● Data for processing:

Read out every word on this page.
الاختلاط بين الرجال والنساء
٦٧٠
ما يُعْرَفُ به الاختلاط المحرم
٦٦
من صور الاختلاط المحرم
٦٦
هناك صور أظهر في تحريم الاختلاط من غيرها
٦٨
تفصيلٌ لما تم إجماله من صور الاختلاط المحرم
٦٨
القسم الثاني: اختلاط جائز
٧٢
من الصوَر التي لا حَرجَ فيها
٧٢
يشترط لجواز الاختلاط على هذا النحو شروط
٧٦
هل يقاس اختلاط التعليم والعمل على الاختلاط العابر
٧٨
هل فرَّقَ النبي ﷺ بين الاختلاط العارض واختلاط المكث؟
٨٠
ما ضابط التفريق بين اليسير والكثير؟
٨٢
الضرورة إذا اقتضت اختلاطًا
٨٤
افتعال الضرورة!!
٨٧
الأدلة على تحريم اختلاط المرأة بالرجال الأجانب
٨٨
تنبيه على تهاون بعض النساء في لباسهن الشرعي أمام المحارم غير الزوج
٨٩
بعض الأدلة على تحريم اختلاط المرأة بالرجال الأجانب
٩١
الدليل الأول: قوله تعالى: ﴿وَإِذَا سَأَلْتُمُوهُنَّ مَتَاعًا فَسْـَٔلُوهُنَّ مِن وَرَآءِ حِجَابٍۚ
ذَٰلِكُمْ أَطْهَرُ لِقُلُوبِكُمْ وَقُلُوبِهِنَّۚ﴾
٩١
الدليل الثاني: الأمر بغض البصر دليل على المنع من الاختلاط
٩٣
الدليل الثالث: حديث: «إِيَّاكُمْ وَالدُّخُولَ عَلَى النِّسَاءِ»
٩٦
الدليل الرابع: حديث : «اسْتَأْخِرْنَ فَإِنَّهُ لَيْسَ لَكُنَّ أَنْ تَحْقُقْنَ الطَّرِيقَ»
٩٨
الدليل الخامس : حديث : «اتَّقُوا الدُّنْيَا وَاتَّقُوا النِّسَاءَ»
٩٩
---
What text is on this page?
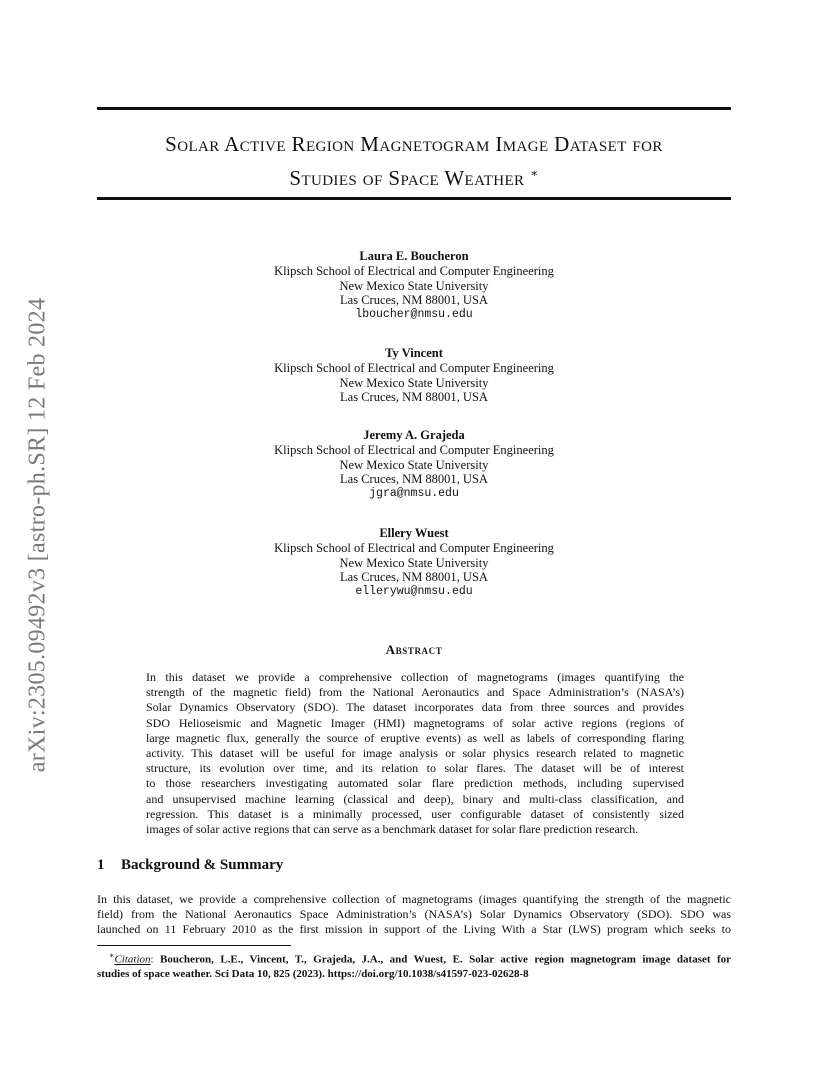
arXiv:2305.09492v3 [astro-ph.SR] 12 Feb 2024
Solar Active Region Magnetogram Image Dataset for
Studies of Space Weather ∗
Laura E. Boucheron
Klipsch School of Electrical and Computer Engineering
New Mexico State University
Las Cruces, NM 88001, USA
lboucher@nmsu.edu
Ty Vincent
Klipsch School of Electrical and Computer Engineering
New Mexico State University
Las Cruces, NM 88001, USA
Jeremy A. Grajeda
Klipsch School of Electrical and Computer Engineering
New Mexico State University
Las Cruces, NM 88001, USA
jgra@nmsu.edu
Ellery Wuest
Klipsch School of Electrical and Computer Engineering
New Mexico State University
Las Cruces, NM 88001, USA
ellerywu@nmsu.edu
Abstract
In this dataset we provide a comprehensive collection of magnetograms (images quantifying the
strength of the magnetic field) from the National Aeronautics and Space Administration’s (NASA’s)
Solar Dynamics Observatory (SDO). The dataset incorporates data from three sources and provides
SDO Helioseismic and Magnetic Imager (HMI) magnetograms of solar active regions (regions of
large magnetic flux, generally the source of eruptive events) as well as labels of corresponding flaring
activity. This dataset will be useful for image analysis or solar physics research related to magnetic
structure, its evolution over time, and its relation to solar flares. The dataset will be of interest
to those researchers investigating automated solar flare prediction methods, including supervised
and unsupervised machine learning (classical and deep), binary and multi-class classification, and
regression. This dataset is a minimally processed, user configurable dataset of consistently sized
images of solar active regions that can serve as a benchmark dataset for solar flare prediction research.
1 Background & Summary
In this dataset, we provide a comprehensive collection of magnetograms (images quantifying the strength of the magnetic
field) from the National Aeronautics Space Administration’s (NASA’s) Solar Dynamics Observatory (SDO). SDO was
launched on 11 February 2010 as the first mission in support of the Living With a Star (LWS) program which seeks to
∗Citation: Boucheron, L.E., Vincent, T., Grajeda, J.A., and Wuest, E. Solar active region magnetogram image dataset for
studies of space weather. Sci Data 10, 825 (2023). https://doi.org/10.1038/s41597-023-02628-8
==
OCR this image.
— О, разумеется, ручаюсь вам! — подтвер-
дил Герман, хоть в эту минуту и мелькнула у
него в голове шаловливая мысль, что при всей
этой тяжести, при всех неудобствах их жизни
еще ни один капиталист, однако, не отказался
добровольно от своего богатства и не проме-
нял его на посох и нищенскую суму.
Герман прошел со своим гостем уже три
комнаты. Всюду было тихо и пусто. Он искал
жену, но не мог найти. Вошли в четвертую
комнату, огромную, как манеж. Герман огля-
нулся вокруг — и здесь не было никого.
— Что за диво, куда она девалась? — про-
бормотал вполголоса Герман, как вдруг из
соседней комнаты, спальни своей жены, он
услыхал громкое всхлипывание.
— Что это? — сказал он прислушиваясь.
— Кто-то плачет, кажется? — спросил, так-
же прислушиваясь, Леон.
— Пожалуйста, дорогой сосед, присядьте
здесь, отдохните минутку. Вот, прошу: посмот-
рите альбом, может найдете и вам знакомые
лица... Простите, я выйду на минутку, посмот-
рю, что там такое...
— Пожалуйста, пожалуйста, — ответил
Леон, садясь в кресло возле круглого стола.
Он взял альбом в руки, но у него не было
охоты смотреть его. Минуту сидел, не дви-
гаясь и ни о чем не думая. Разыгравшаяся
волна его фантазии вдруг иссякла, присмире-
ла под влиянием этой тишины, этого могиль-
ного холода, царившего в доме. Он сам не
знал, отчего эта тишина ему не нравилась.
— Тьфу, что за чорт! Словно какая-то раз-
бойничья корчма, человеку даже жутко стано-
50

● What you have to do:
Gather and copy every line of the data in which the string "comprehensive" is found.

● Exercise response:
In this dataset we provide a comprehensive collection of magnetograms (images quantifying the
In this dataset, we provide a comprehensive collection of magnetograms (images quantifying the strength of the magnetic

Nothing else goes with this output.